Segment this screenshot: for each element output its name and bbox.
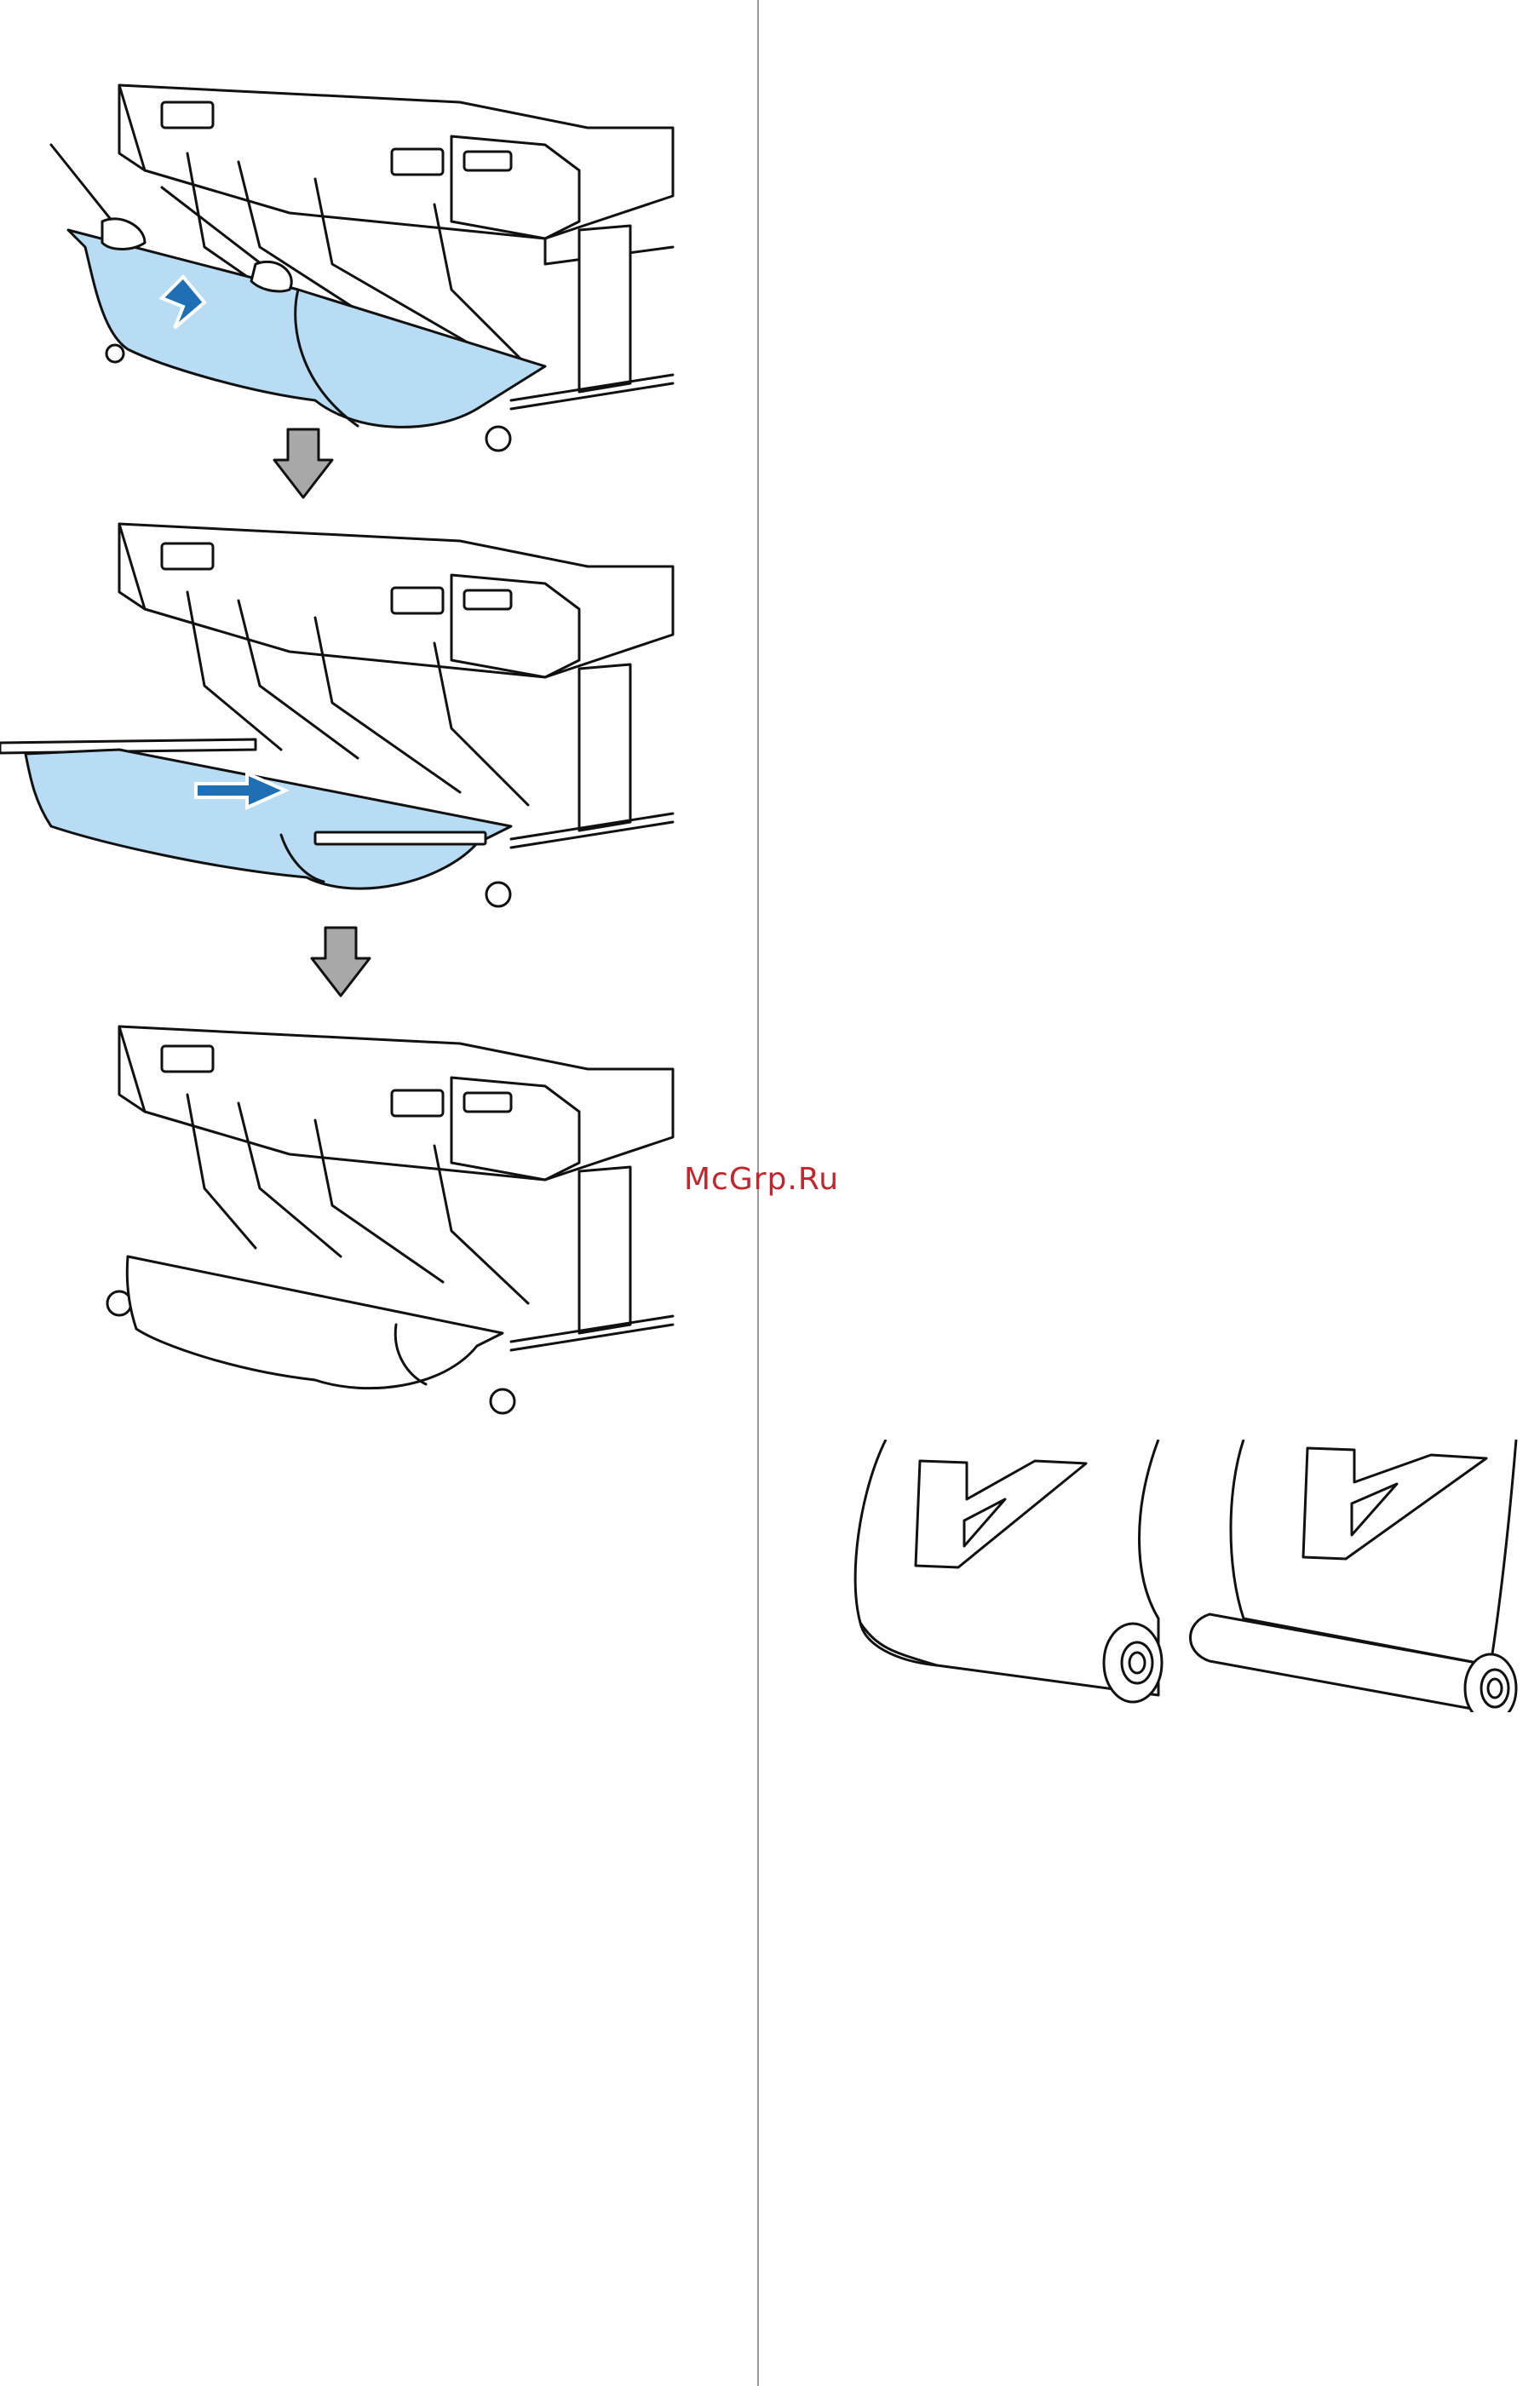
watermark-text: McGrp.Ru bbox=[684, 1162, 839, 1197]
basket-lower-illustration bbox=[34, 77, 681, 469]
next-step-arrow-icon bbox=[308, 924, 373, 999]
basket-stowed-illustration bbox=[85, 1022, 681, 1423]
paper-roll-orientation-illustration bbox=[843, 1440, 1540, 1712]
basket-slide-illustration bbox=[0, 520, 681, 911]
next-step-arrow-icon bbox=[271, 426, 336, 501]
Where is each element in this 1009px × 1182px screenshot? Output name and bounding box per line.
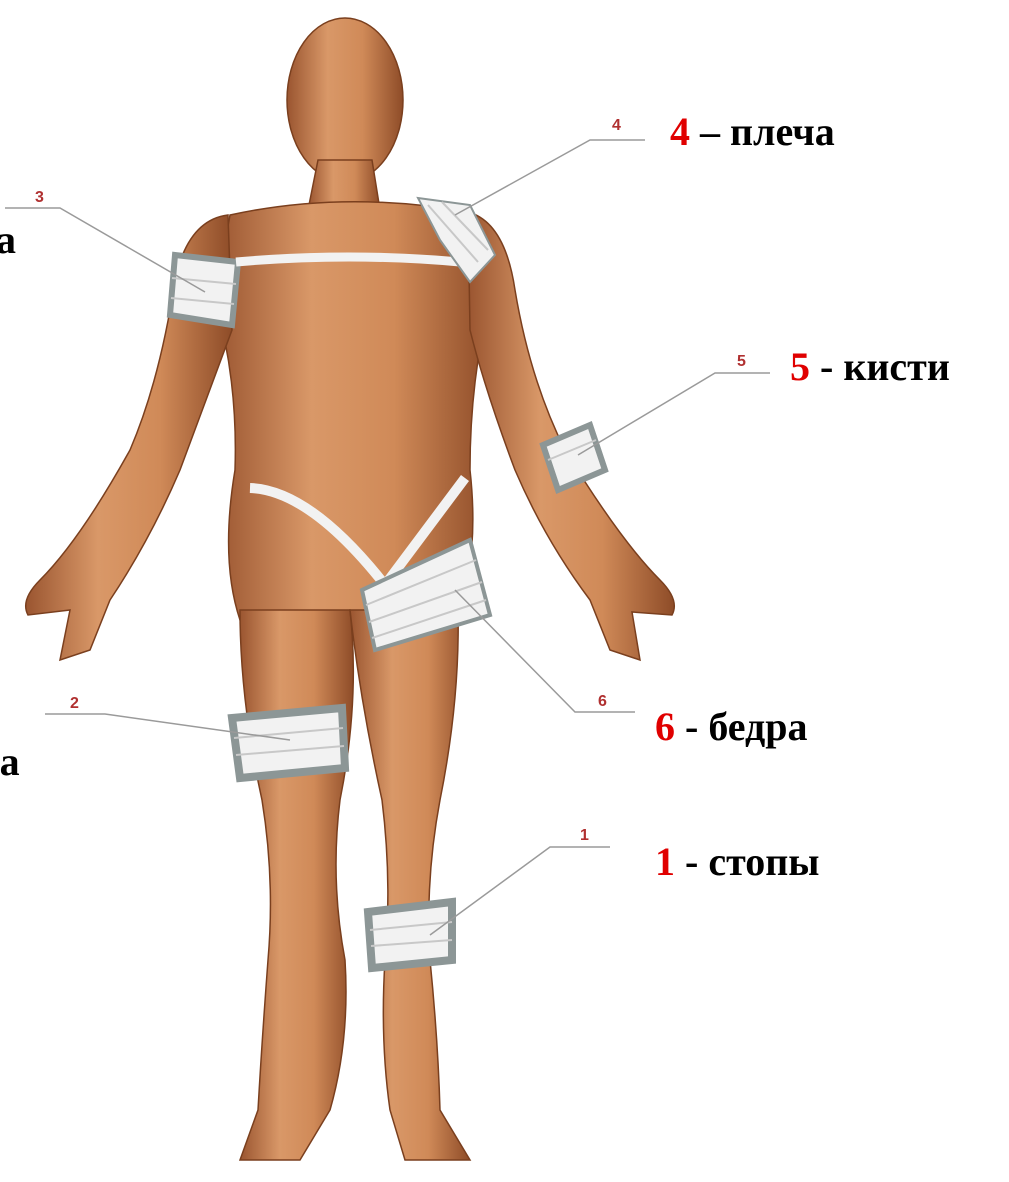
callout-digit-5: 5 xyxy=(737,353,746,370)
bandage-thigh xyxy=(232,708,345,778)
label-number: 6 xyxy=(655,704,675,749)
label-separator: – xyxy=(690,109,730,154)
head xyxy=(287,18,403,182)
leader-line-4 xyxy=(455,140,645,215)
label-thigh: 6 - бедра xyxy=(655,707,808,747)
bandage-upper-arm xyxy=(170,255,238,325)
label-number: 1 xyxy=(655,839,675,884)
callout-digit-6: 6 xyxy=(598,693,607,710)
label-text: стопы xyxy=(708,839,819,884)
clipped-label-upper: а xyxy=(0,220,16,260)
label-hand: 5 - кисти xyxy=(790,347,950,387)
callout-digit-2: 2 xyxy=(70,695,79,712)
label-shoulder: 4 – плеча xyxy=(670,112,835,152)
clipped-label-lower: ва xyxy=(0,742,20,782)
right-leg xyxy=(350,610,470,1160)
human-figure xyxy=(26,18,675,1160)
callout-digit-3: 3 xyxy=(35,189,44,206)
label-number: 5 xyxy=(790,344,810,389)
bandage-chest-strap xyxy=(236,257,460,262)
callout-digit-4: 4 xyxy=(612,117,621,134)
label-number: 4 xyxy=(670,109,690,154)
label-text: плеча xyxy=(730,109,835,154)
label-text: кисти xyxy=(843,344,950,389)
callout-digit-1: 1 xyxy=(580,827,589,844)
label-text: бедра xyxy=(708,704,807,749)
label-separator: - xyxy=(810,344,843,389)
leader-line-1 xyxy=(430,847,610,935)
label-foot: 1 - стопы xyxy=(655,842,819,882)
left-leg xyxy=(240,610,353,1160)
label-separator: - xyxy=(675,839,708,884)
label-separator: - xyxy=(675,704,708,749)
leader-line-5 xyxy=(578,373,770,455)
bandage-shin xyxy=(368,902,452,968)
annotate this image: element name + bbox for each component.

++++++++++

Stated exercise: Rewrite the whole listing above as a JSON list of strings with one string per line, skipping blank lines and leaving out the pictures.

The output:
[
  "Segment this screenshot: for each element output its name and bbox.",
  "watermark-text: McGrp.Ru bbox=[684, 1162, 839, 1197]",
  "basket-lower-illustration bbox=[34, 77, 681, 469]",
  "next-step-arrow-icon bbox=[308, 924, 373, 999]",
  "basket-stowed-illustration bbox=[85, 1022, 681, 1423]",
  "paper-roll-orientation-illustration bbox=[843, 1440, 1540, 1712]",
  "basket-slide-illustration bbox=[0, 520, 681, 911]",
  "next-step-arrow-icon bbox=[271, 426, 336, 501]",
  "Where is each element in this 1009px × 1182px screenshot? Output name and bounding box per line.",
  "callout-digit-5: 5 xyxy=(737,353,746,370)",
  "bandage-thigh xyxy=(232,708,345,778)",
  "label-number: 6 xyxy=(655,704,675,749)",
  "label-separator: – xyxy=(690,109,730,154)",
  "head xyxy=(287,18,403,182)",
  "leader-line-4 xyxy=(455,140,645,215)",
  "label-thigh: 6 - бедра xyxy=(655,707,808,747)",
  "bandage-upper-arm xyxy=(170,255,238,325)",
  "label-number: 1 xyxy=(655,839,675,884)",
  "callout-digit-6: 6 xyxy=(598,693,607,710)",
  "label-text: стопы xyxy=(708,839,819,884)",
  "clipped-label-upper: а xyxy=(0,220,16,260)",
  "label-hand: 5 - кисти xyxy=(790,347,950,387)",
  "callout-digit-2: 2 xyxy=(70,695,79,712)",
  "label-shoulder: 4 – плеча xyxy=(670,112,835,152)",
  "clipped-label-lower: ва xyxy=(0,742,20,782)",
  "right-leg xyxy=(350,610,470,1160)",
  "human-figure xyxy=(26,18,675,1160)",
  "callout-digit-3: 3 xyxy=(35,189,44,206)",
  "label-number: 5 xyxy=(790,344,810,389)",
  "bandage-chest-strap xyxy=(236,257,460,262)",
  "callout-digit-4: 4 xyxy=(612,117,621,134)",
  "label-number: 4 xyxy=(670,109,690,154)",
  "label-text: плеча xyxy=(730,109,835,154)",
  "label-text: кисти xyxy=(843,344,950,389)",
  "callout-digit-1: 1 xyxy=(580,827,589,844)",
  "label-text: бедра xyxy=(708,704,807,749)",
  "label-separator: - xyxy=(810,344,843,389)",
  "leader-line-1 xyxy=(430,847,610,935)",
  "label-foot: 1 - стопы xyxy=(655,842,819,882)",
  "left-leg xyxy=(240,610,353,1160)",
  "label-separator: - xyxy=(675,839,708,884)",
  "label-separator: - xyxy=(675,704,708,749)",
  "leader-line-5 xyxy=(578,373,770,455)",
  "bandage-shin xyxy=(368,902,452,968)",
  "annotate this image: element name + bbox for each component."
]